Material:

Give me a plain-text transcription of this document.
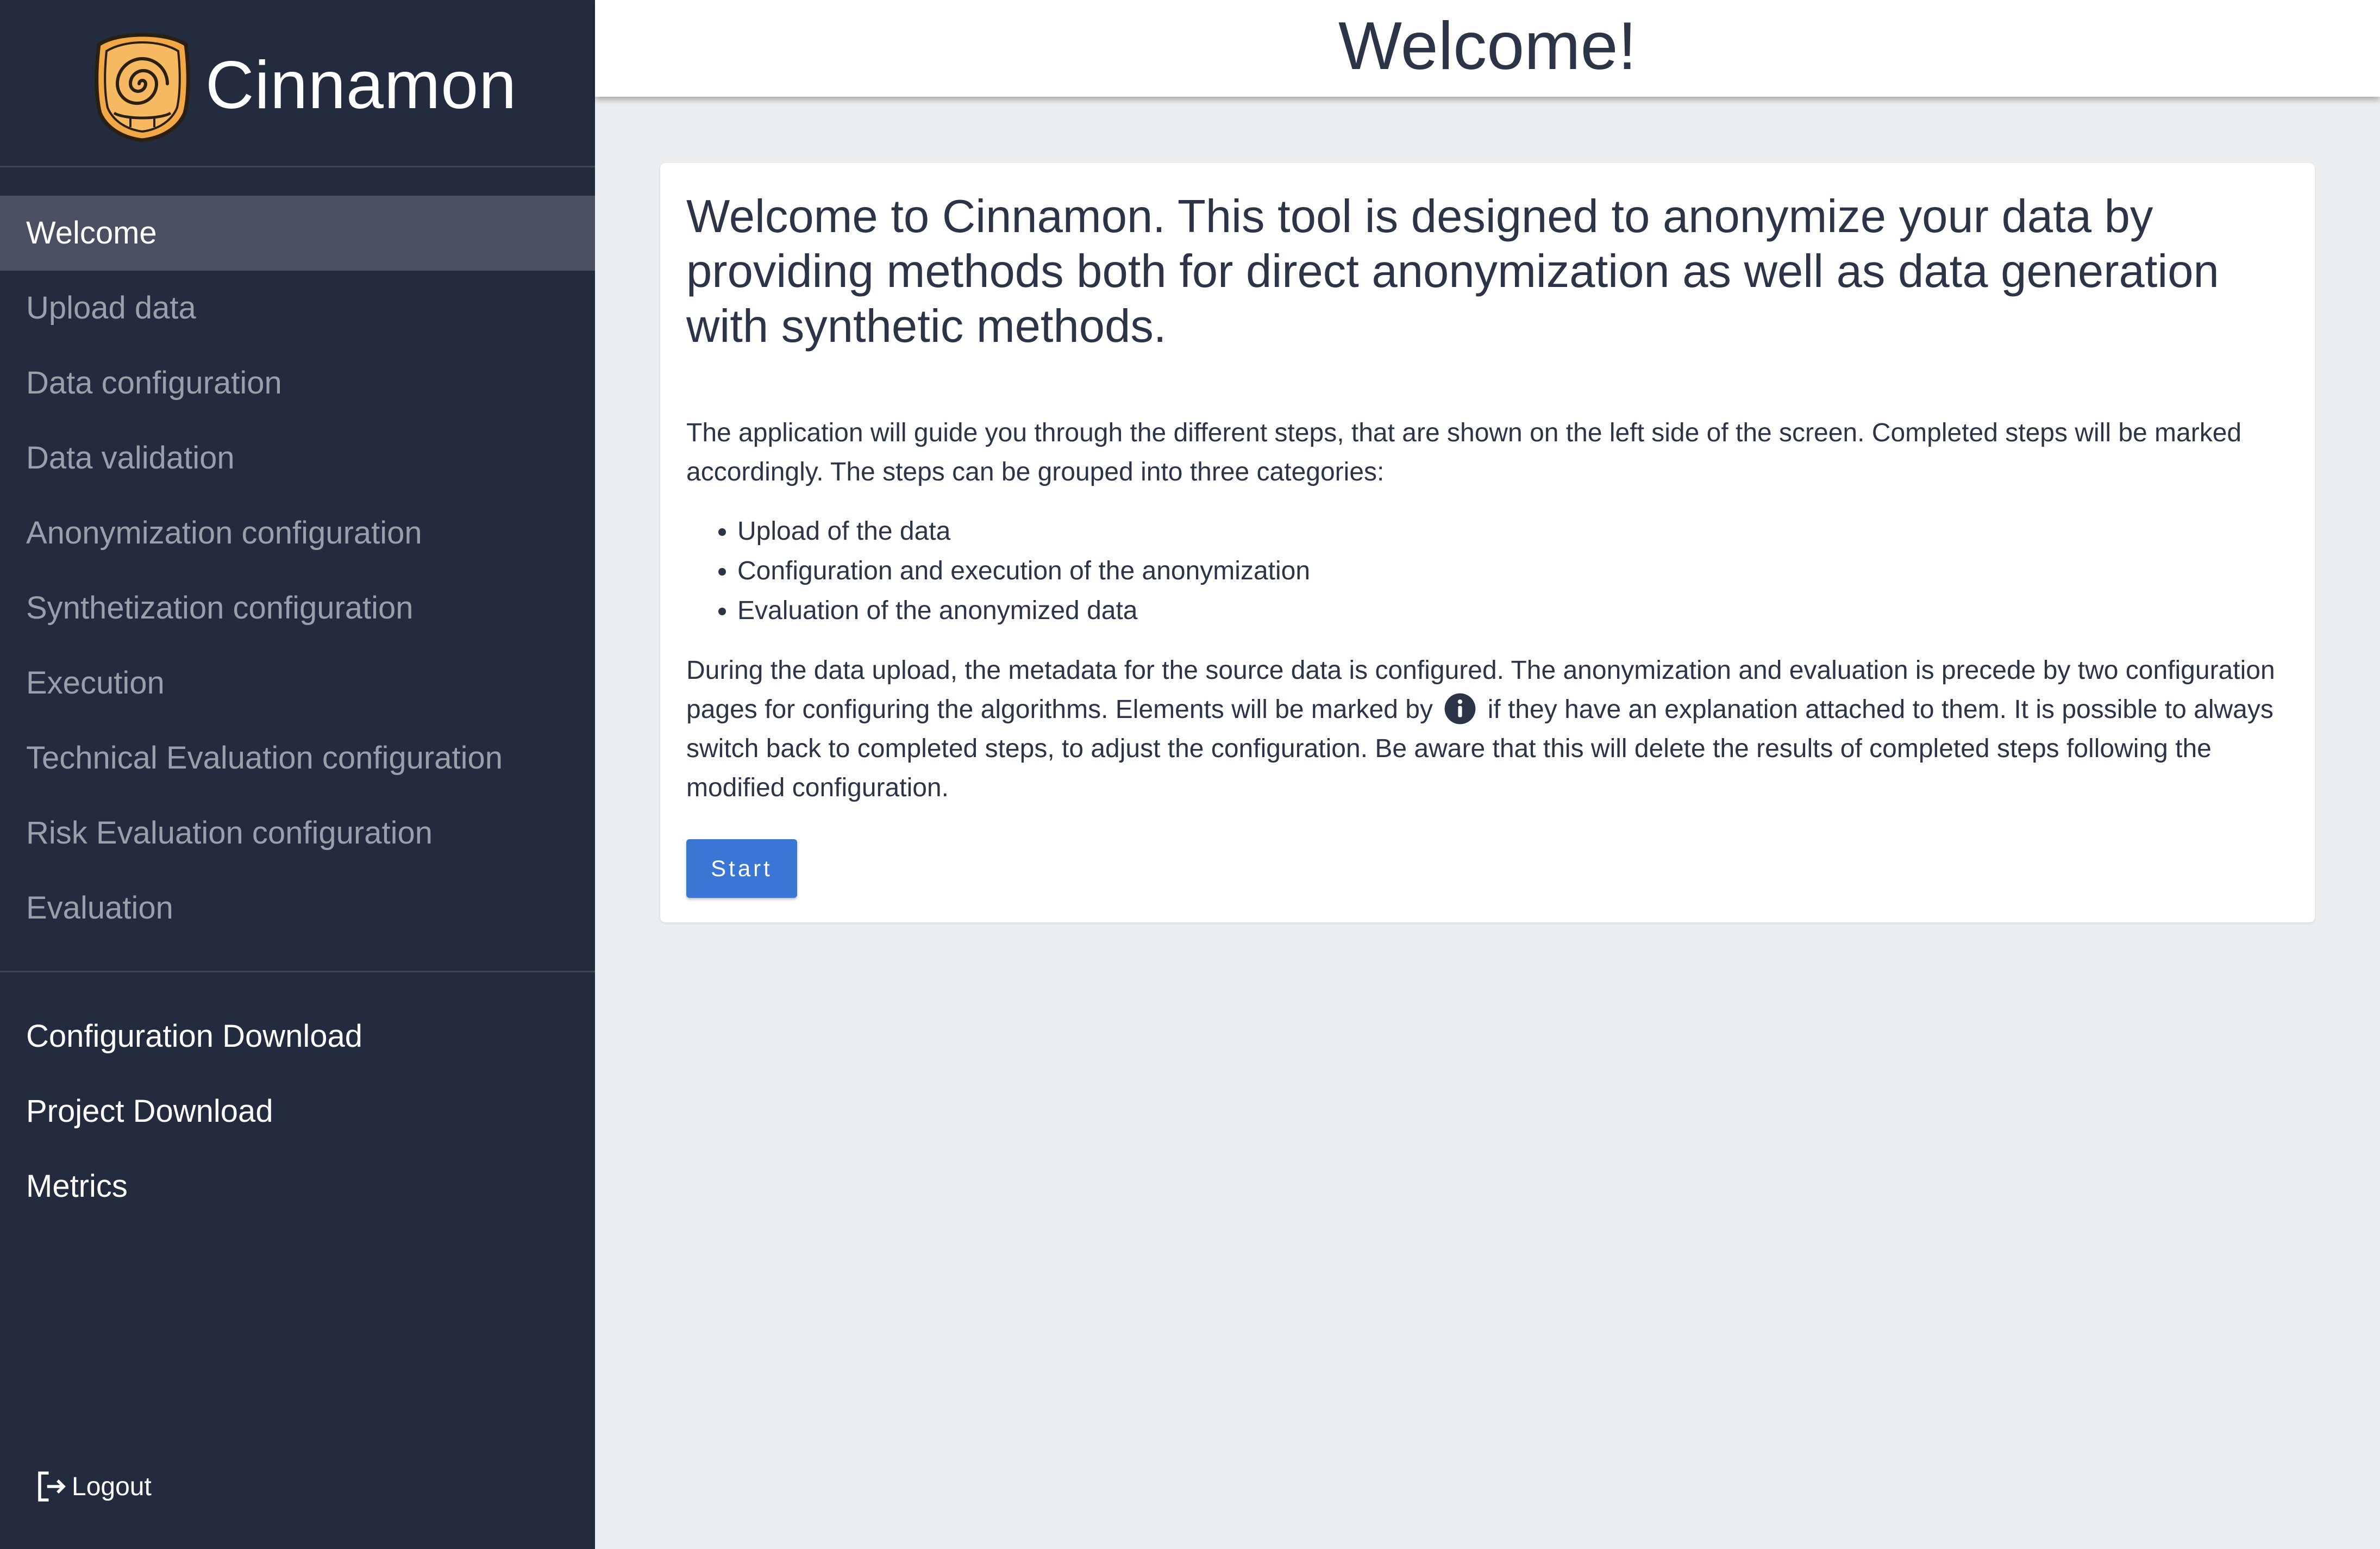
Cinnamon
Welcome
Upload data
Data configuration
Data validation
Anonymization configuration
Synthetization configuration
Execution
Technical Evaluation configuration
Risk Evaluation configuration
Evaluation
Configuration Download
Project Download
Metrics
Logout
Welcome!
Welcome to Cinnamon. This tool is designed to anonymize your data by providing methods both for direct anonymization as well as data generation with synthetic methods.

The application will guide you through the different steps, that are shown on the left side of the screen. Completed steps will be marked accordingly. The steps can be grouped into three categories:

• Upload of the data
• Configuration and execution of the anonymization
• Evaluation of the anonymized data

During the data upload, the metadata for the source data is configured. The anonymization and evaluation is precede by two configuration pages for configuring the algorithms. Elements will be marked by if they have an explanation attached to them. It is possible to always switch back to completed steps, to adjust the configuration. Be aware that this will delete the results of completed steps following the modified configuration.

Start
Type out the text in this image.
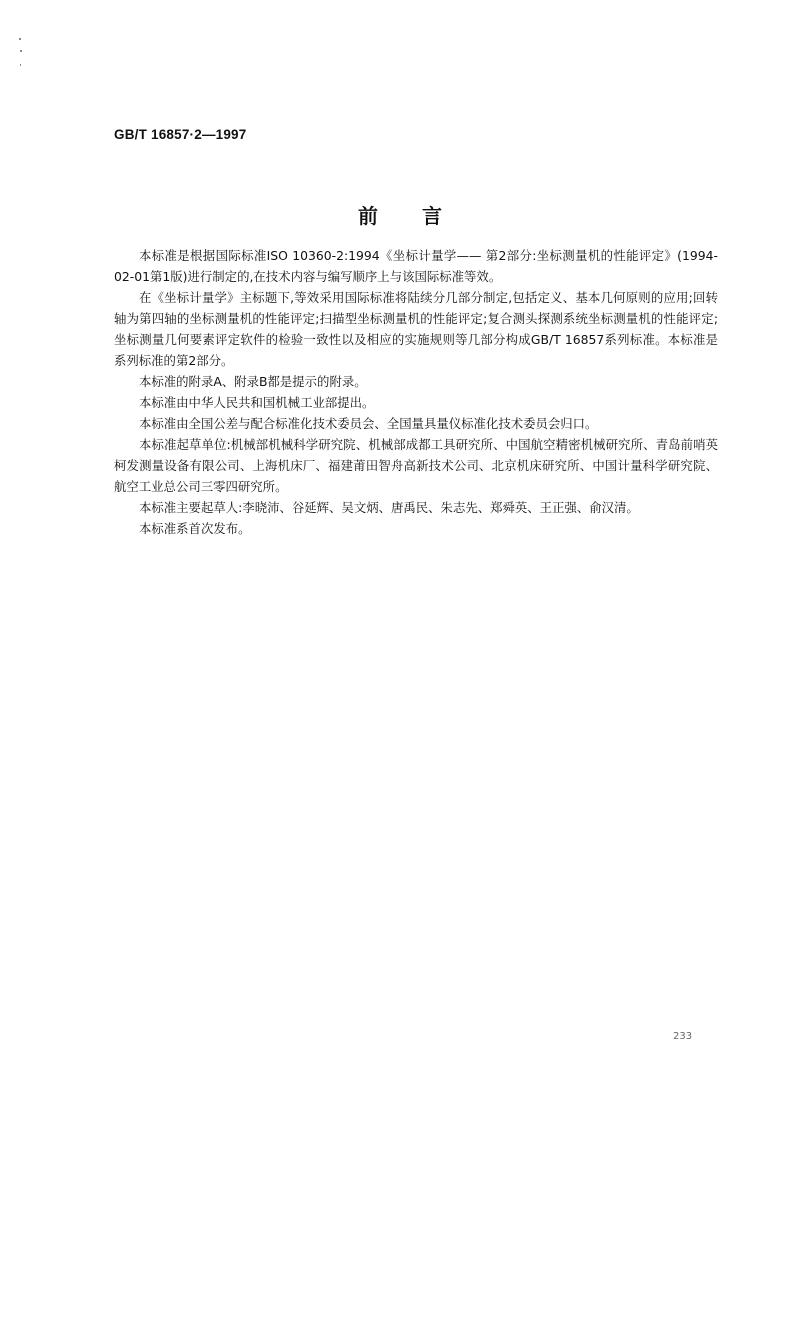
GB/T 16857·2—1997
前言

本标准是根据国际标准ISO 10360-2:1994《坐标计量学—— 第2部分:坐标测量机的性能评定》(1994-02-01第1版)进行制定的,在技术内容与编写顺序上与该国际标准等效。

在《坐标计量学》主标题下,等效采用国际标准将陆续分几部分制定,包括定义、基本几何原则的应用;回转轴为第四轴的坐标测量机的性能评定;扫描型坐标测量机的性能评定;复合测头探测系统坐标测量机的性能评定;坐标测量几何要素评定软件的检验一致性以及相应的实施规则等几部分构成GB/T 16857系列标准。本标准是系列标准的第2部分。

本标准的附录A、附录B都是提示的附录。

本标准由中华人民共和国机械工业部提出。

本标准由全国公差与配合标准化技术委员会、全国量具量仪标准化技术委员会归口。

本标准起草单位:机械部机械科学研究院、机械部成都工具研究所、中国航空精密机械研究所、青岛前哨英柯发测量设备有限公司、上海机床厂、福建莆田智舟高新技术公司、北京机床研究所、中国计量科学研究院、航空工业总公司三零四研究所。

本标准主要起草人:李晓沛、谷延辉、吴文炳、唐禹民、朱志先、郑舜英、王正强、俞汉清。

本标准系首次发布。

233
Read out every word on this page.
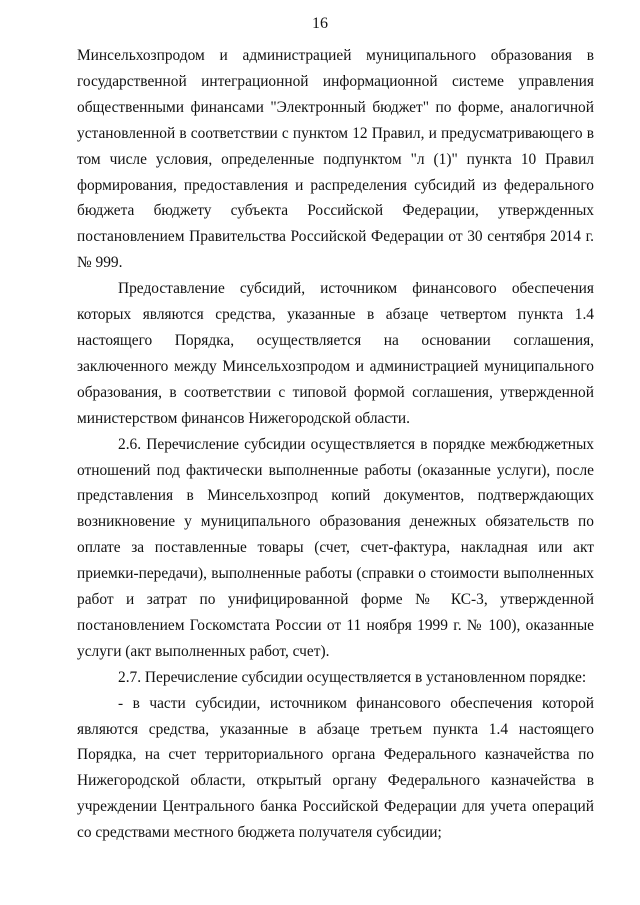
16

Минсельхозпродом и администрацией муниципального образования в государственной интеграционной информационной системе управления общественными финансами "Электронный бюджет" по форме, аналогичной установленной в соответствии с пунктом 12 Правил, и предусматривающего в том числе условия, определенные подпунктом "л (1)" пункта 10 Правил формирования, предоставления и распределения субсидий из федерального бюджета бюджету субъекта Российской Федерации, утвержденных постановлением Правительства Российской Федерации от 30 сентября 2014 г. № 999.

Предоставление субсидий, источником финансового обеспечения которых являются средства, указанные в абзаце четвертом пункта 1.4 настоящего Порядка, осуществляется на основании соглашения, заключенного между Минсельхозпродом и администрацией муниципального образования, в соответствии с типовой формой соглашения, утвержденной министерством финансов Нижегородской области.

2.6. Перечисление субсидии осуществляется в порядке межбюджетных отношений под фактически выполненные работы (оказанные услуги), после представления в Минсельхозпрод копий документов, подтверждающих возникновение у муниципального образования денежных обязательств по оплате за поставленные товары (счет, счет-фактура, накладная или акт приемки-передачи), выполненные работы (справки о стоимости выполненных работ и затрат по унифицированной форме № КС-3, утвержденной постановлением Госкомстата России от 11 ноября 1999 г. № 100), оказанные услуги (акт выполненных работ, счет).

2.7. Перечисление субсидии осуществляется в установленном порядке:

- в части субсидии, источником финансового обеспечения которой являются средства, указанные в абзаце третьем пункта 1.4 настоящего Порядка, на счет территориального органа Федерального казначейства по Нижегородской области, открытый органу Федерального казначейства в учреждении Центрального банка Российской Федерации для учета операций со средствами местного бюджета получателя субсидии;
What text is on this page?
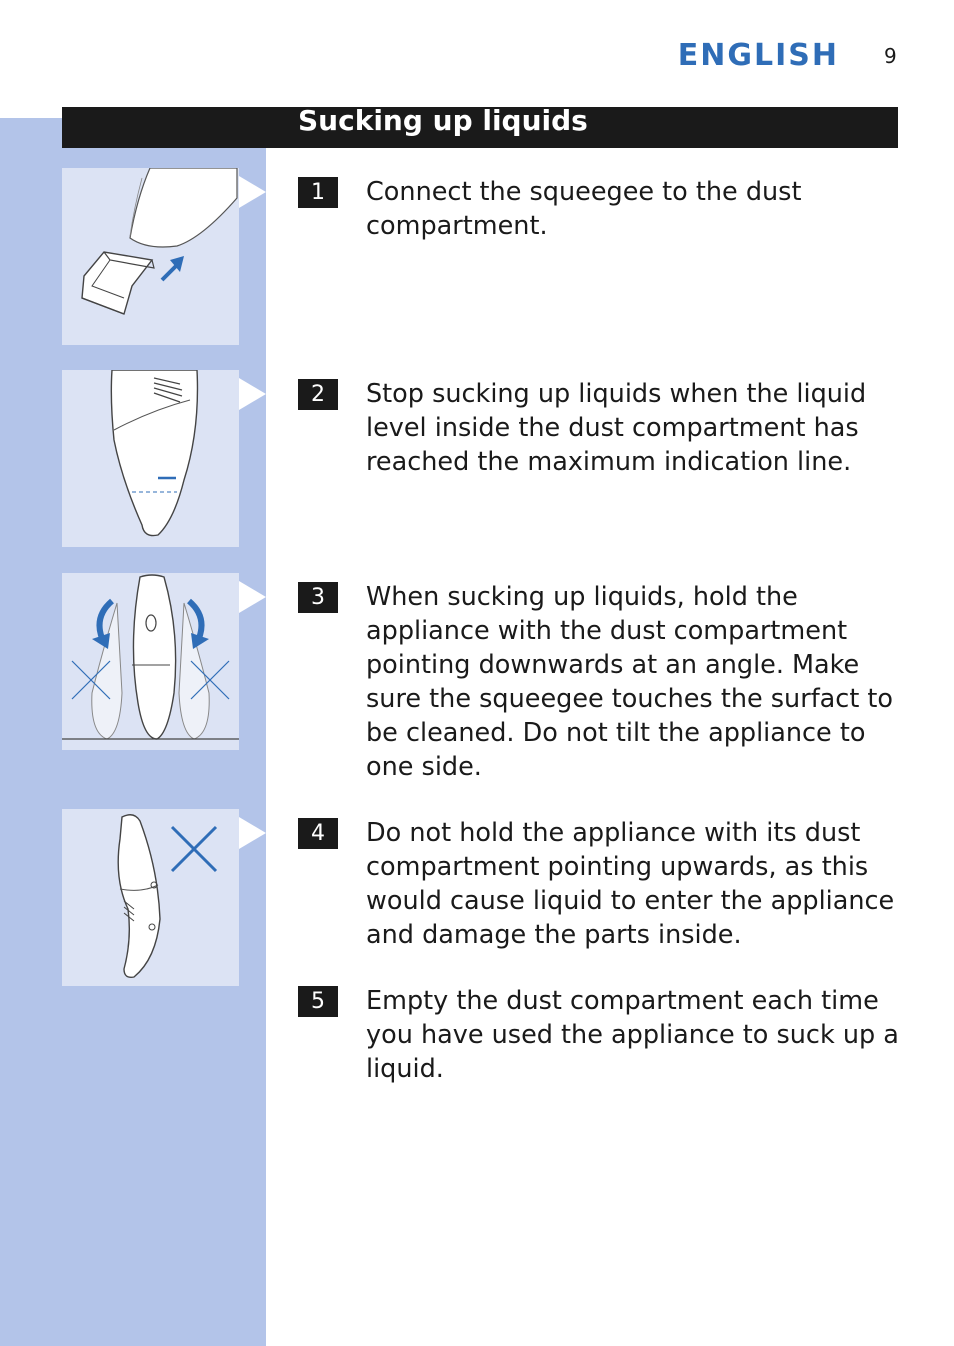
ENGLISH 9
Sucking up liquids
1	Connect the squeegee to the dust compartment.
2	Stop sucking up liquids when the liquid level inside the dust compartment has reached the maximum indication line.
3	When sucking up liquids, hold the appliance with the dust compartment pointing downwards at an angle. Make sure the squeegee touches the surfact to be cleaned. Do not tilt the appliance to one side.
4	Do not hold the appliance with its dust compartment pointing upwards, as this would cause liquid to enter the appliance and damage the parts inside.
5	Empty the dust compartment each time you have used the appliance to suck up a liquid.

Problem description: Reproduce the material in full, word for word, and omit the pictures.

Task answer:
Give me a plain-text transcription of this document.
Cinnamon
Welcome
Upload data
Data configuration
Data validation
Anonymization configuration
Synthetization configuration
Execution
Technical Evaluation configuration
Risk Evaluation configuration
Evaluation
Configuration Download
Project Download
Metrics
Logout
Welcome!
Welcome to Cinnamon. This tool is designed to anonymize your data by providing methods both for direct anonymization as well as data generation with synthetic methods.

The application will guide you through the different steps, that are shown on the left side of the screen. Completed steps will be marked accordingly. The steps can be grouped into three categories:

• Upload of the data
• Configuration and execution of the anonymization
• Evaluation of the anonymized data

During the data upload, the metadata for the source data is configured. The anonymization and evaluation is precede by two configuration pages for configuring the algorithms. Elements will be marked by if they have an explanation attached to them. It is possible to always switch back to completed steps, to adjust the configuration. Be aware that this will delete the results of completed steps following the modified configuration.

Start
Type out the text in this image.
GB/T 16857·2—1997
前言

本标准是根据国际标准ISO 10360-2:1994《坐标计量学—— 第2部分:坐标测量机的性能评定》(1994-02-01第1版)进行制定的,在技术内容与编写顺序上与该国际标准等效。

在《坐标计量学》主标题下,等效采用国际标准将陆续分几部分制定,包括定义、基本几何原则的应用;回转轴为第四轴的坐标测量机的性能评定;扫描型坐标测量机的性能评定;复合测头探测系统坐标测量机的性能评定;坐标测量几何要素评定软件的检验一致性以及相应的实施规则等几部分构成GB/T 16857系列标准。本标准是系列标准的第2部分。

本标准的附录A、附录B都是提示的附录。

本标准由中华人民共和国机械工业部提出。

本标准由全国公差与配合标准化技术委员会、全国量具量仪标准化技术委员会归口。

本标准起草单位:机械部机械科学研究院、机械部成都工具研究所、中国航空精密机械研究所、青岛前哨英柯发测量设备有限公司、上海机床厂、福建莆田智舟高新技术公司、北京机床研究所、中国计量科学研究院、航空工业总公司三零四研究所。

本标准主要起草人:李晓沛、谷延辉、吴文炳、唐禹民、朱志先、郑舜英、王正强、俞汉清。

本标准系首次发布。

233
Read out every word on this page.
16

Минсельхозпродом и администрацией муниципального образования в государственной интеграционной информационной системе управления общественными финансами "Электронный бюджет" по форме, аналогичной установленной в соответствии с пунктом 12 Правил, и предусматривающего в том числе условия, определенные подпунктом "л (1)" пункта 10 Правил формирования, предоставления и распределения субсидий из федерального бюджета бюджету субъекта Российской Федерации, утвержденных постановлением Правительства Российской Федерации от 30 сентября 2014 г. № 999.

Предоставление субсидий, источником финансового обеспечения которых являются средства, указанные в абзаце четвертом пункта 1.4 настоящего Порядка, осуществляется на основании соглашения, заключенного между Минсельхозпродом и администрацией муниципального образования, в соответствии с типовой формой соглашения, утвержденной министерством финансов Нижегородской области.

2.6. Перечисление субсидии осуществляется в порядке межбюджетных отношений под фактически выполненные работы (оказанные услуги), после представления в Минсельхозпрод копий документов, подтверждающих возникновение у муниципального образования денежных обязательств по оплате за поставленные товары (счет, счет-фактура, накладная или акт приемки-передачи), выполненные работы (справки о стоимости выполненных работ и затрат по унифицированной форме № КС-3, утвержденной постановлением Госкомстата России от 11 ноября 1999 г. № 100), оказанные услуги (акт выполненных работ, счет).

2.7. Перечисление субсидии осуществляется в установленном порядке:

- в части субсидии, источником финансового обеспечения которой являются средства, указанные в абзаце третьем пункта 1.4 настоящего Порядка, на счет территориального органа Федерального казначейства по Нижегородской области, открытый органу Федерального казначейства в учреждении Центрального банка Российской Федерации для учета операций со средствами местного бюджета получателя субсидии;
What text is on this page?
ENGLISH 9
Sucking up liquids
1	Connect the squeegee to the dust compartment.
2	Stop sucking up liquids when the liquid level inside the dust compartment has reached the maximum indication line.
3	When sucking up liquids, hold the appliance with the dust compartment pointing downwards at an angle. Make sure the squeegee touches the surfact to be cleaned. Do not tilt the appliance to one side.
4	Do not hold the appliance with its dust compartment pointing upwards, as this would cause liquid to enter the appliance and damage the parts inside.
5	Empty the dust compartment each time you have used the appliance to suck up a liquid.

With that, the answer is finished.